■ PROVIDED RECORDS
□ □ □ □
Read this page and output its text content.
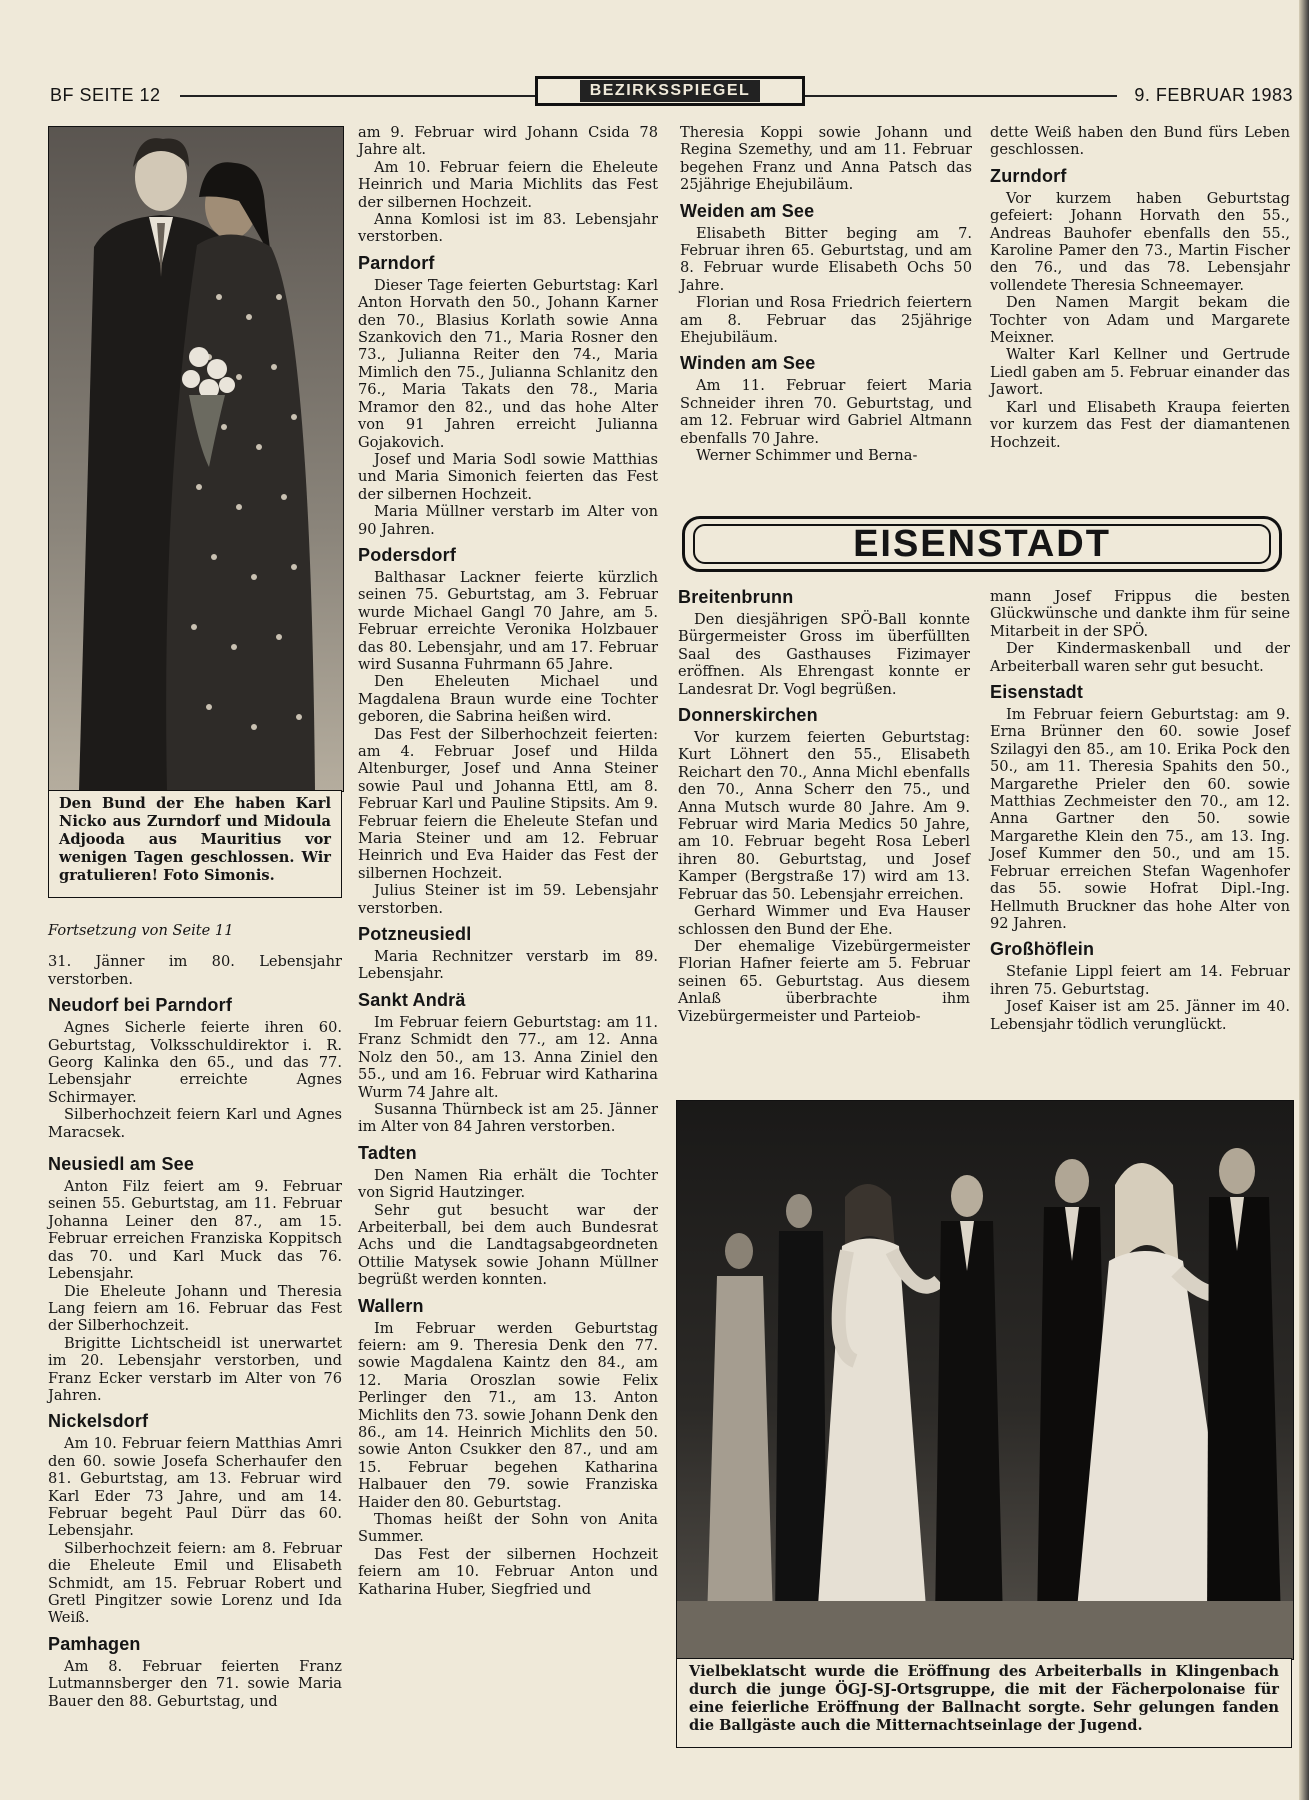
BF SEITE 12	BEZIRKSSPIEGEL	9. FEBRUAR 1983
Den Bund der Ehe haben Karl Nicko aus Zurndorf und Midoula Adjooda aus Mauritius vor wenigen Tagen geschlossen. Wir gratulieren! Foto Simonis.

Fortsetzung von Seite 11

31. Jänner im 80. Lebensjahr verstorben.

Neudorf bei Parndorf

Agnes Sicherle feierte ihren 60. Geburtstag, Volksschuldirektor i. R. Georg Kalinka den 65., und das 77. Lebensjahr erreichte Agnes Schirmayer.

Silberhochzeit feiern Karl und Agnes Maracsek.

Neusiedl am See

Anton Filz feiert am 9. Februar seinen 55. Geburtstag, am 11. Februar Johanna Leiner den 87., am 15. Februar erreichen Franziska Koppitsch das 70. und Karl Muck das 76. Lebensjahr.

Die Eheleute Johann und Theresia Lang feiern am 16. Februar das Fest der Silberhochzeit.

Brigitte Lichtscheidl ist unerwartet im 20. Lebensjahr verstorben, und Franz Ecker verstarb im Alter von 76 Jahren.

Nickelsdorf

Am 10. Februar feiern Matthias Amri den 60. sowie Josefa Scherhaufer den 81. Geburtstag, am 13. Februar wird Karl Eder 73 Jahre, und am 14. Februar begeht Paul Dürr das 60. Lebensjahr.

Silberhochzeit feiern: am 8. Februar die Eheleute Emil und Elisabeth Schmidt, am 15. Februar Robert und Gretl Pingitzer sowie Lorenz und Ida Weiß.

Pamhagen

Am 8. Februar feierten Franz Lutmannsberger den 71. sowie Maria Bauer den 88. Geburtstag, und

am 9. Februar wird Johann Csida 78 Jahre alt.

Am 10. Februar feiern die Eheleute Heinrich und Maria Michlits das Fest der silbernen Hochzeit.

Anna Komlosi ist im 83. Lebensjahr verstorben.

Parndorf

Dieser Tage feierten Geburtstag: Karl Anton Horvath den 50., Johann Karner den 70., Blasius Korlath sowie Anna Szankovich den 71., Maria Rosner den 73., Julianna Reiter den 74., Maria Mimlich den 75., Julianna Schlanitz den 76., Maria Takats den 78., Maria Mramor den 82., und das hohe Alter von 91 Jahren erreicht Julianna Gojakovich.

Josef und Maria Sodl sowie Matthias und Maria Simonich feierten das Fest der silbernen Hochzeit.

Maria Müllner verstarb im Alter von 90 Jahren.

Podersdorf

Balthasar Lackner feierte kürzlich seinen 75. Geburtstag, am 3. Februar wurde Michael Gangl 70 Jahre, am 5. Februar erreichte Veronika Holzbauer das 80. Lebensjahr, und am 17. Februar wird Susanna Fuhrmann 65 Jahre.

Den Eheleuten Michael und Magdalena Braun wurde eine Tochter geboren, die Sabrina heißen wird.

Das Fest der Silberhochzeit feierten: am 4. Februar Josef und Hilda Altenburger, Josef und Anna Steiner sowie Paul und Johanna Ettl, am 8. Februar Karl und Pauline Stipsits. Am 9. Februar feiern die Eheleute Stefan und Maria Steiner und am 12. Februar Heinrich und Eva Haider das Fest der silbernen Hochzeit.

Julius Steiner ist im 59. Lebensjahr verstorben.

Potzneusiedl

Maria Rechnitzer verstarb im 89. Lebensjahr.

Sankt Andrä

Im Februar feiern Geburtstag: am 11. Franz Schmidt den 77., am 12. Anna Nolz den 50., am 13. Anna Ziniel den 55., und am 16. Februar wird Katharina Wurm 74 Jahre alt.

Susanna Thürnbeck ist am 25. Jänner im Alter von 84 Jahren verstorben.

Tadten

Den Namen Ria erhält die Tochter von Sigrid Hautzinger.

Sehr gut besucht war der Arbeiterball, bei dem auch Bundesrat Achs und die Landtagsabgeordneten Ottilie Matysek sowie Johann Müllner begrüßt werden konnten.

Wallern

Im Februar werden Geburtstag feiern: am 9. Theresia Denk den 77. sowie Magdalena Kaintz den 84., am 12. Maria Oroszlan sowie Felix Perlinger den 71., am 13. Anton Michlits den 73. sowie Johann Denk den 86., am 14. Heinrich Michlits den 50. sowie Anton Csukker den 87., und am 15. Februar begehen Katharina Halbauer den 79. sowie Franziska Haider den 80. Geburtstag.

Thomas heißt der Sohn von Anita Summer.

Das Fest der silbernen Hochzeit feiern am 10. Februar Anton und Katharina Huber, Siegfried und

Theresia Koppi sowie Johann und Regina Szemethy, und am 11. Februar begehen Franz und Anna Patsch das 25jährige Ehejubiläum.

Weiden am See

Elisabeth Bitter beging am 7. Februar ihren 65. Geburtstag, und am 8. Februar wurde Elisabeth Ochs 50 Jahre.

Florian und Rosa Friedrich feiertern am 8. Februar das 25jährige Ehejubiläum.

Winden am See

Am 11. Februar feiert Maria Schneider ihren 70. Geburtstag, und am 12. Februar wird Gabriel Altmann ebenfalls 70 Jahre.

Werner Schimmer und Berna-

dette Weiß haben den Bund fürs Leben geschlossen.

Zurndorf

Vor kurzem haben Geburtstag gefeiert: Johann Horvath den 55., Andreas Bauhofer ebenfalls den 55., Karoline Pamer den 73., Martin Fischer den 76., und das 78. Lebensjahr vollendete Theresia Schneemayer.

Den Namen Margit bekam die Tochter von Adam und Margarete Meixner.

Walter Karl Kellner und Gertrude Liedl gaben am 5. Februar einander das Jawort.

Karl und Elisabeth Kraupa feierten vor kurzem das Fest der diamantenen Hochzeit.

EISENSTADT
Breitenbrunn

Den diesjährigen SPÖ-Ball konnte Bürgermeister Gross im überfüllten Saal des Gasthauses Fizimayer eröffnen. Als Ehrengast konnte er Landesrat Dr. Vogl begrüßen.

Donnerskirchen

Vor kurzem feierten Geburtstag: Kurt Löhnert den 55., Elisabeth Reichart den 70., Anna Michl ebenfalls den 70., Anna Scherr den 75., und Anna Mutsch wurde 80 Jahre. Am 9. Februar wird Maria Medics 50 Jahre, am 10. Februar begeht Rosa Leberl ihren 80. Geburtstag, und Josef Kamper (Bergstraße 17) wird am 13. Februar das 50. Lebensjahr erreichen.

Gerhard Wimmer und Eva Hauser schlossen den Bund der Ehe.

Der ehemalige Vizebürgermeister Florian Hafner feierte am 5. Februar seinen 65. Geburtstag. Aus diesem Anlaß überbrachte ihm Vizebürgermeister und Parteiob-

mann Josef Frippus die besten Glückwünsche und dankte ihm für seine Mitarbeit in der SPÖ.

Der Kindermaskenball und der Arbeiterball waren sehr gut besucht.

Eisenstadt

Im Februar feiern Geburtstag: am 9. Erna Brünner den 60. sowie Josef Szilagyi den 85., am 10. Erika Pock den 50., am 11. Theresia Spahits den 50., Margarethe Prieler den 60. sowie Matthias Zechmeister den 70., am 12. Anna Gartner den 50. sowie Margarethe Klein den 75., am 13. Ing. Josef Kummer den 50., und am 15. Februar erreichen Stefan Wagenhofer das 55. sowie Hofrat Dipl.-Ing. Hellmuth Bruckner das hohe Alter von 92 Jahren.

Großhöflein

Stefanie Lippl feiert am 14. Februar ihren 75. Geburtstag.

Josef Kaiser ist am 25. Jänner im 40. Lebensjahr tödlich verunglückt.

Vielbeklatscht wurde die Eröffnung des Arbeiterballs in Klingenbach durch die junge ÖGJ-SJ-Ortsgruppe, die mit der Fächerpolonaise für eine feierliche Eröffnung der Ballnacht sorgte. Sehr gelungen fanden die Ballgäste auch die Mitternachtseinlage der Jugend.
□ □ □ □
Would you mind returning each entry above word for word, skipping the images?

Read this page and output its text content.
BF SEITE 12	BEZIRKSSPIEGEL	9. FEBRUAR 1983
Den Bund der Ehe haben Karl Nicko aus Zurndorf und Midoula Adjooda aus Mauritius vor wenigen Tagen geschlossen. Wir gratulieren! Foto Simonis.

Fortsetzung von Seite 11

31. Jänner im 80. Lebensjahr verstorben.

Neudorf bei Parndorf

Agnes Sicherle feierte ihren 60. Geburtstag, Volksschuldirektor i. R. Georg Kalinka den 65., und das 77. Lebensjahr erreichte Agnes Schirmayer.

Silberhochzeit feiern Karl und Agnes Maracsek.

Neusiedl am See

Anton Filz feiert am 9. Februar seinen 55. Geburtstag, am 11. Februar Johanna Leiner den 87., am 15. Februar erreichen Franziska Koppitsch das 70. und Karl Muck das 76. Lebensjahr.

Die Eheleute Johann und Theresia Lang feiern am 16. Februar das Fest der Silberhochzeit.

Brigitte Lichtscheidl ist unerwartet im 20. Lebensjahr verstorben, und Franz Ecker verstarb im Alter von 76 Jahren.

Nickelsdorf

Am 10. Februar feiern Matthias Amri den 60. sowie Josefa Scherhaufer den 81. Geburtstag, am 13. Februar wird Karl Eder 73 Jahre, und am 14. Februar begeht Paul Dürr das 60. Lebensjahr.

Silberhochzeit feiern: am 8. Februar die Eheleute Emil und Elisabeth Schmidt, am 15. Februar Robert und Gretl Pingitzer sowie Lorenz und Ida Weiß.

Pamhagen

Am 8. Februar feierten Franz Lutmannsberger den 71. sowie Maria Bauer den 88. Geburtstag, und

am 9. Februar wird Johann Csida 78 Jahre alt.

Am 10. Februar feiern die Eheleute Heinrich und Maria Michlits das Fest der silbernen Hochzeit.

Anna Komlosi ist im 83. Lebensjahr verstorben.

Parndorf

Dieser Tage feierten Geburtstag: Karl Anton Horvath den 50., Johann Karner den 70., Blasius Korlath sowie Anna Szankovich den 71., Maria Rosner den 73., Julianna Reiter den 74., Maria Mimlich den 75., Julianna Schlanitz den 76., Maria Takats den 78., Maria Mramor den 82., und das hohe Alter von 91 Jahren erreicht Julianna Gojakovich.

Josef und Maria Sodl sowie Matthias und Maria Simonich feierten das Fest der silbernen Hochzeit.

Maria Müllner verstarb im Alter von 90 Jahren.

Podersdorf

Balthasar Lackner feierte kürzlich seinen 75. Geburtstag, am 3. Februar wurde Michael Gangl 70 Jahre, am 5. Februar erreichte Veronika Holzbauer das 80. Lebensjahr, und am 17. Februar wird Susanna Fuhrmann 65 Jahre.

Den Eheleuten Michael und Magdalena Braun wurde eine Tochter geboren, die Sabrina heißen wird.

Das Fest der Silberhochzeit feierten: am 4. Februar Josef und Hilda Altenburger, Josef und Anna Steiner sowie Paul und Johanna Ettl, am 8. Februar Karl und Pauline Stipsits. Am 9. Februar feiern die Eheleute Stefan und Maria Steiner und am 12. Februar Heinrich und Eva Haider das Fest der silbernen Hochzeit.

Julius Steiner ist im 59. Lebensjahr verstorben.

Potzneusiedl

Maria Rechnitzer verstarb im 89. Lebensjahr.

Sankt Andrä

Im Februar feiern Geburtstag: am 11. Franz Schmidt den 77., am 12. Anna Nolz den 50., am 13. Anna Ziniel den 55., und am 16. Februar wird Katharina Wurm 74 Jahre alt.

Susanna Thürnbeck ist am 25. Jänner im Alter von 84 Jahren verstorben.

Tadten

Den Namen Ria erhält die Tochter von Sigrid Hautzinger.

Sehr gut besucht war der Arbeiterball, bei dem auch Bundesrat Achs und die Landtagsabgeordneten Ottilie Matysek sowie Johann Müllner begrüßt werden konnten.

Wallern

Im Februar werden Geburtstag feiern: am 9. Theresia Denk den 77. sowie Magdalena Kaintz den 84., am 12. Maria Oroszlan sowie Felix Perlinger den 71., am 13. Anton Michlits den 73. sowie Johann Denk den 86., am 14. Heinrich Michlits den 50. sowie Anton Csukker den 87., und am 15. Februar begehen Katharina Halbauer den 79. sowie Franziska Haider den 80. Geburtstag.

Thomas heißt der Sohn von Anita Summer.

Das Fest der silbernen Hochzeit feiern am 10. Februar Anton und Katharina Huber, Siegfried und

Theresia Koppi sowie Johann und Regina Szemethy, und am 11. Februar begehen Franz und Anna Patsch das 25jährige Ehejubiläum.

Weiden am See

Elisabeth Bitter beging am 7. Februar ihren 65. Geburtstag, und am 8. Februar wurde Elisabeth Ochs 50 Jahre.

Florian und Rosa Friedrich feiertern am 8. Februar das 25jährige Ehejubiläum.

Winden am See

Am 11. Februar feiert Maria Schneider ihren 70. Geburtstag, und am 12. Februar wird Gabriel Altmann ebenfalls 70 Jahre.

Werner Schimmer und Berna-

dette Weiß haben den Bund fürs Leben geschlossen.

Zurndorf

Vor kurzem haben Geburtstag gefeiert: Johann Horvath den 55., Andreas Bauhofer ebenfalls den 55., Karoline Pamer den 73., Martin Fischer den 76., und das 78. Lebensjahr vollendete Theresia Schneemayer.

Den Namen Margit bekam die Tochter von Adam und Margarete Meixner.

Walter Karl Kellner und Gertrude Liedl gaben am 5. Februar einander das Jawort.

Karl und Elisabeth Kraupa feierten vor kurzem das Fest der diamantenen Hochzeit.

EISENSTADT
Breitenbrunn

Den diesjährigen SPÖ-Ball konnte Bürgermeister Gross im überfüllten Saal des Gasthauses Fizimayer eröffnen. Als Ehrengast konnte er Landesrat Dr. Vogl begrüßen.

Donnerskirchen

Vor kurzem feierten Geburtstag: Kurt Löhnert den 55., Elisabeth Reichart den 70., Anna Michl ebenfalls den 70., Anna Scherr den 75., und Anna Mutsch wurde 80 Jahre. Am 9. Februar wird Maria Medics 50 Jahre, am 10. Februar begeht Rosa Leberl ihren 80. Geburtstag, und Josef Kamper (Bergstraße 17) wird am 13. Februar das 50. Lebensjahr erreichen.

Gerhard Wimmer und Eva Hauser schlossen den Bund der Ehe.

Der ehemalige Vizebürgermeister Florian Hafner feierte am 5. Februar seinen 65. Geburtstag. Aus diesem Anlaß überbrachte ihm Vizebürgermeister und Parteiob-

mann Josef Frippus die besten Glückwünsche und dankte ihm für seine Mitarbeit in der SPÖ.

Der Kindermaskenball und der Arbeiterball waren sehr gut besucht.

Eisenstadt

Im Februar feiern Geburtstag: am 9. Erna Brünner den 60. sowie Josef Szilagyi den 85., am 10. Erika Pock den 50., am 11. Theresia Spahits den 50., Margarethe Prieler den 60. sowie Matthias Zechmeister den 70., am 12. Anna Gartner den 50. sowie Margarethe Klein den 75., am 13. Ing. Josef Kummer den 50., und am 15. Februar erreichen Stefan Wagenhofer das 55. sowie Hofrat Dipl.-Ing. Hellmuth Bruckner das hohe Alter von 92 Jahren.

Großhöflein

Stefanie Lippl feiert am 14. Februar ihren 75. Geburtstag.

Josef Kaiser ist am 25. Jänner im 40. Lebensjahr tödlich verunglückt.

Vielbeklatscht wurde die Eröffnung des Arbeiterballs in Klingenbach durch die junge ÖGJ-SJ-Ortsgruppe, die mit der Fächerpolonaise für eine feierliche Eröffnung der Ballnacht sorgte. Sehr gelungen fanden die Ballgäste auch die Mitternachtseinlage der Jugend.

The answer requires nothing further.